■ Available records
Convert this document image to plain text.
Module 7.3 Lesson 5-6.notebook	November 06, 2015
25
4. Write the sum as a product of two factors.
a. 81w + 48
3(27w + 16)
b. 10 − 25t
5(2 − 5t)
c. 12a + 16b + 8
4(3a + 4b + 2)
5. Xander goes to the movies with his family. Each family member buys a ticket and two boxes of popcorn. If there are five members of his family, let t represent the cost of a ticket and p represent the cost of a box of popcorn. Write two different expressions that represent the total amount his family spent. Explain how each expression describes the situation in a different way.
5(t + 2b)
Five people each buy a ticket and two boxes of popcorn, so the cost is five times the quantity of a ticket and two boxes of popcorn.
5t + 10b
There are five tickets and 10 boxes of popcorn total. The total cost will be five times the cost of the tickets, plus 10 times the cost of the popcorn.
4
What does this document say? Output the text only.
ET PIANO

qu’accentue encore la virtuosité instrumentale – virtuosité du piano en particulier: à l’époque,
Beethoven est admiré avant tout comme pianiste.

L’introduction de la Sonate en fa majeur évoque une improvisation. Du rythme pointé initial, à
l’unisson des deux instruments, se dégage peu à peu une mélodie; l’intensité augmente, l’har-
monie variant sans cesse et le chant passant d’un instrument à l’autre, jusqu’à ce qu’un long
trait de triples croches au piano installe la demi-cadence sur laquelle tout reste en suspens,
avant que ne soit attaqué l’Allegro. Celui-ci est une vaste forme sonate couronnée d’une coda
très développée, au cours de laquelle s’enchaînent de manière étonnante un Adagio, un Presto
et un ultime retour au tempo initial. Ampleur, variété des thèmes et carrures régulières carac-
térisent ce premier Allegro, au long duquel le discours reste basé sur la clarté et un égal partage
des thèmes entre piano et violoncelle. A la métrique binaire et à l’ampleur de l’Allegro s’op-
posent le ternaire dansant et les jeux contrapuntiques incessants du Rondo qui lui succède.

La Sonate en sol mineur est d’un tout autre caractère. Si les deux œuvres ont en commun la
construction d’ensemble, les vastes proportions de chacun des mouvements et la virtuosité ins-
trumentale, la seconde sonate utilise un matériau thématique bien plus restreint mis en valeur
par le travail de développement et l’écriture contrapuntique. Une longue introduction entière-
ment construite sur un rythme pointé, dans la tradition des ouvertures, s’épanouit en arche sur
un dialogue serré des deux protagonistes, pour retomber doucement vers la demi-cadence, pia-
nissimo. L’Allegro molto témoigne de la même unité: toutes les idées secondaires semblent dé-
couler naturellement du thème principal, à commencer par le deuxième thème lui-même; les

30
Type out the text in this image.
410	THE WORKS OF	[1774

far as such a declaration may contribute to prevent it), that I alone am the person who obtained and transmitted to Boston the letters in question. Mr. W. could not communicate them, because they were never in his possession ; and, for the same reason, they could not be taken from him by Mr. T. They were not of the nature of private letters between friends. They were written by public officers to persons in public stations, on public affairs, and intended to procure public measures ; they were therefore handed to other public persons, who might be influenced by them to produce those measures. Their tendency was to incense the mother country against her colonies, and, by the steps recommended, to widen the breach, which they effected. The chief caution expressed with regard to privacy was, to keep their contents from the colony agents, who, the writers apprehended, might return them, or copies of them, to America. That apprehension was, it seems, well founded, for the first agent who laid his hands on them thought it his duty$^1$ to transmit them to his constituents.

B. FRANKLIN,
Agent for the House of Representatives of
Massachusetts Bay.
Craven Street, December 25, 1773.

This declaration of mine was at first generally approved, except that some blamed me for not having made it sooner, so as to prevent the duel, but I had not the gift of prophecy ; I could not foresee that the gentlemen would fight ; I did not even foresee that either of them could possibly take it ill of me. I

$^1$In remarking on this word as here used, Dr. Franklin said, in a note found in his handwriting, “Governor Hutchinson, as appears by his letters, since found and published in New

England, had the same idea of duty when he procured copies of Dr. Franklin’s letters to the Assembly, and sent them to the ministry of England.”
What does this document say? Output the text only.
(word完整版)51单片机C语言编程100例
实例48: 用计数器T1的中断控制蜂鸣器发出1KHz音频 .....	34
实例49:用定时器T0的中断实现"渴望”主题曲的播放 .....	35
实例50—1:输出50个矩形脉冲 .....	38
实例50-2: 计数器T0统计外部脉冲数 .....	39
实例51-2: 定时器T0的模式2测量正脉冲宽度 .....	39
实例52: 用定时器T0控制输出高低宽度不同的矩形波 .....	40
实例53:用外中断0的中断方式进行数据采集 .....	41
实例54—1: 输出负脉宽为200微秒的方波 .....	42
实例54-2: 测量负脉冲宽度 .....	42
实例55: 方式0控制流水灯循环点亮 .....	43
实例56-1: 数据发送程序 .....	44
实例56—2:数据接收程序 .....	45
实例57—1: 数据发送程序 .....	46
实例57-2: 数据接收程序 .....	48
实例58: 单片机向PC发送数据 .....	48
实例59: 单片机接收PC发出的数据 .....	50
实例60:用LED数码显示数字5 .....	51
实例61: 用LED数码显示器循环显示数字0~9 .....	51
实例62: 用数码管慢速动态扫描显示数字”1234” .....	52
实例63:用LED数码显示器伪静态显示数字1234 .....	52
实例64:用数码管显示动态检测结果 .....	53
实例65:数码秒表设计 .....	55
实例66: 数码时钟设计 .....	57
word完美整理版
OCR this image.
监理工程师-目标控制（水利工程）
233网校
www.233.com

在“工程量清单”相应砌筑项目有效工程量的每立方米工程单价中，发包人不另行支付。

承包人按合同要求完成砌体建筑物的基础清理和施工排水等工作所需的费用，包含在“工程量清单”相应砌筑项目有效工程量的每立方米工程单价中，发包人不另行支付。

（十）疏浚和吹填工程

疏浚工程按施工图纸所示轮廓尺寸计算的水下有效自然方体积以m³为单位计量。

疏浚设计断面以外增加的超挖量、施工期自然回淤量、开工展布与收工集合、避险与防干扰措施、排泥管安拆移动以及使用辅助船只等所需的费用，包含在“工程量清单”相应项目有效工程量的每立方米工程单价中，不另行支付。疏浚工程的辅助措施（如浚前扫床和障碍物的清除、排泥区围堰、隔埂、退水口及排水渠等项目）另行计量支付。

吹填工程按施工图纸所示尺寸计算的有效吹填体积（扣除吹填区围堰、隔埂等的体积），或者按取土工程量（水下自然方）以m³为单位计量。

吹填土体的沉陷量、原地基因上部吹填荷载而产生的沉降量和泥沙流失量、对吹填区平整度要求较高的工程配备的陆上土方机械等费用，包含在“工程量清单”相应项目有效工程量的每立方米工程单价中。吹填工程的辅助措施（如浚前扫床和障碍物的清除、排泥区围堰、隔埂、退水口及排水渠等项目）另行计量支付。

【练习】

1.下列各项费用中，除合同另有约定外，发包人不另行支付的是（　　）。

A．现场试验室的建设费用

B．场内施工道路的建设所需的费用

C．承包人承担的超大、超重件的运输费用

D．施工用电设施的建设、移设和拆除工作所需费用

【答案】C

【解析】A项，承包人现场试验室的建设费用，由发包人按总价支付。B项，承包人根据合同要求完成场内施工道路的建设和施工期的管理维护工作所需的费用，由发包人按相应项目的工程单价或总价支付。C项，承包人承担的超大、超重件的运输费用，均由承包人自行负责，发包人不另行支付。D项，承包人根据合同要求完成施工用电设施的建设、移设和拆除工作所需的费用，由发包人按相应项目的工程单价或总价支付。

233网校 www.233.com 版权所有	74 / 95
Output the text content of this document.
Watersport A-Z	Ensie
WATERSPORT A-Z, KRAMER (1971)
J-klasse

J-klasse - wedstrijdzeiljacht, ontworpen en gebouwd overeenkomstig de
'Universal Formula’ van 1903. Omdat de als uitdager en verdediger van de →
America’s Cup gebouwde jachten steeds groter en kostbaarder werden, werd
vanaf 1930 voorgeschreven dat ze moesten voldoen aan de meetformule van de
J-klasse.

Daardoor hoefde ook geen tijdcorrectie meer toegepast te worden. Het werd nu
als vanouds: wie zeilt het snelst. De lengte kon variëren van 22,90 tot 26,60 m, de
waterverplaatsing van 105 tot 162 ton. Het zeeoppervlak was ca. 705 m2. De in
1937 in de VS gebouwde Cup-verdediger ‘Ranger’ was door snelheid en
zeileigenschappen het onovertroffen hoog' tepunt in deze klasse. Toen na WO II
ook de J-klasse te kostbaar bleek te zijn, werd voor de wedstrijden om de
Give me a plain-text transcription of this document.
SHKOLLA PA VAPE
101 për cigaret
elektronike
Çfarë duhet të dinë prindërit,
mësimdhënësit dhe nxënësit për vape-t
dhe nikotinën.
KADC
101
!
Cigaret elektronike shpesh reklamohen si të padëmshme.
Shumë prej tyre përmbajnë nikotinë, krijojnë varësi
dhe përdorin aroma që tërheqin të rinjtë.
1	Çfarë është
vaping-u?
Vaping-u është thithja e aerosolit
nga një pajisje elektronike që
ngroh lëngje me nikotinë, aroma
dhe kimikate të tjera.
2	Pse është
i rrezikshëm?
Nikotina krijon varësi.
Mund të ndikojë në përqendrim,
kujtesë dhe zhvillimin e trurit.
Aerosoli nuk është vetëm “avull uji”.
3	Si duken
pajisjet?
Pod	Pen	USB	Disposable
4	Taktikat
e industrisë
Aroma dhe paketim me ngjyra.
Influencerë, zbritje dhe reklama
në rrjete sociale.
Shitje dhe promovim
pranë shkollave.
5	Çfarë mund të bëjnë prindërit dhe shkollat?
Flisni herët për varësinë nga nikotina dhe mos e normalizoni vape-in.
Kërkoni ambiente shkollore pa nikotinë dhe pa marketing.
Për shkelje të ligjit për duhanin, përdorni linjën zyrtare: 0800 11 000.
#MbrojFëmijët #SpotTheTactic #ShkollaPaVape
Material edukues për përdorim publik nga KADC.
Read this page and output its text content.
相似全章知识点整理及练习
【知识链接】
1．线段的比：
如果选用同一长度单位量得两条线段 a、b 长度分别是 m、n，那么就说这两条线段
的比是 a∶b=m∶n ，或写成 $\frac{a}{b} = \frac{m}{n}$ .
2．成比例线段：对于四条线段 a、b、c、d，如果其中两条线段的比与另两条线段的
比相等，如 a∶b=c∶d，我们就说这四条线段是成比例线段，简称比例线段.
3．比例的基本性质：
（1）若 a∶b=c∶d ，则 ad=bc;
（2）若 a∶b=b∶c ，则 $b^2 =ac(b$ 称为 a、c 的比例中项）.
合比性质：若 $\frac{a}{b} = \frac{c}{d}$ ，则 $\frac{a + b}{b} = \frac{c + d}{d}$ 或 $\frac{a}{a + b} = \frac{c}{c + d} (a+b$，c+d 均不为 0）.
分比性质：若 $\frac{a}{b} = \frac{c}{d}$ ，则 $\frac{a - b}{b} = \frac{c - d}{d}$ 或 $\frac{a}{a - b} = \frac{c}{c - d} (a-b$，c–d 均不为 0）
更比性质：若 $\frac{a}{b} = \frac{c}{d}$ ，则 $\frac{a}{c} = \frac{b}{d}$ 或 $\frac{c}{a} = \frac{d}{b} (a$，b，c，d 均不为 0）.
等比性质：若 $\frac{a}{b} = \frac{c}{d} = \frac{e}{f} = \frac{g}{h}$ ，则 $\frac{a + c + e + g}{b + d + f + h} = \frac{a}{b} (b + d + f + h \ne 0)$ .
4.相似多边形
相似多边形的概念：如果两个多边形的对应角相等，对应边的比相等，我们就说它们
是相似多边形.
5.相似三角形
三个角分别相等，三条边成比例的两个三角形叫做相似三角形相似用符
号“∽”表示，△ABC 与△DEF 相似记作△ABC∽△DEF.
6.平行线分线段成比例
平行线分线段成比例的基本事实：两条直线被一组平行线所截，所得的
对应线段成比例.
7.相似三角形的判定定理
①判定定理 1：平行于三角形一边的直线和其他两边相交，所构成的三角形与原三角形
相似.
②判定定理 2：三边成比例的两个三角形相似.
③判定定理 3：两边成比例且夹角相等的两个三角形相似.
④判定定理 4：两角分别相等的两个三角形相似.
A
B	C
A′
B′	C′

■ Your objective
Review the material and copy each line in which the word "reste" appears.

■ Finished task
trait de triples croches au piano installe la demi-cadence sur laquelle tout reste en suspens,
térisent ce premier Allegro, au long duquel le discours reste basé sur la clarté et un égal partage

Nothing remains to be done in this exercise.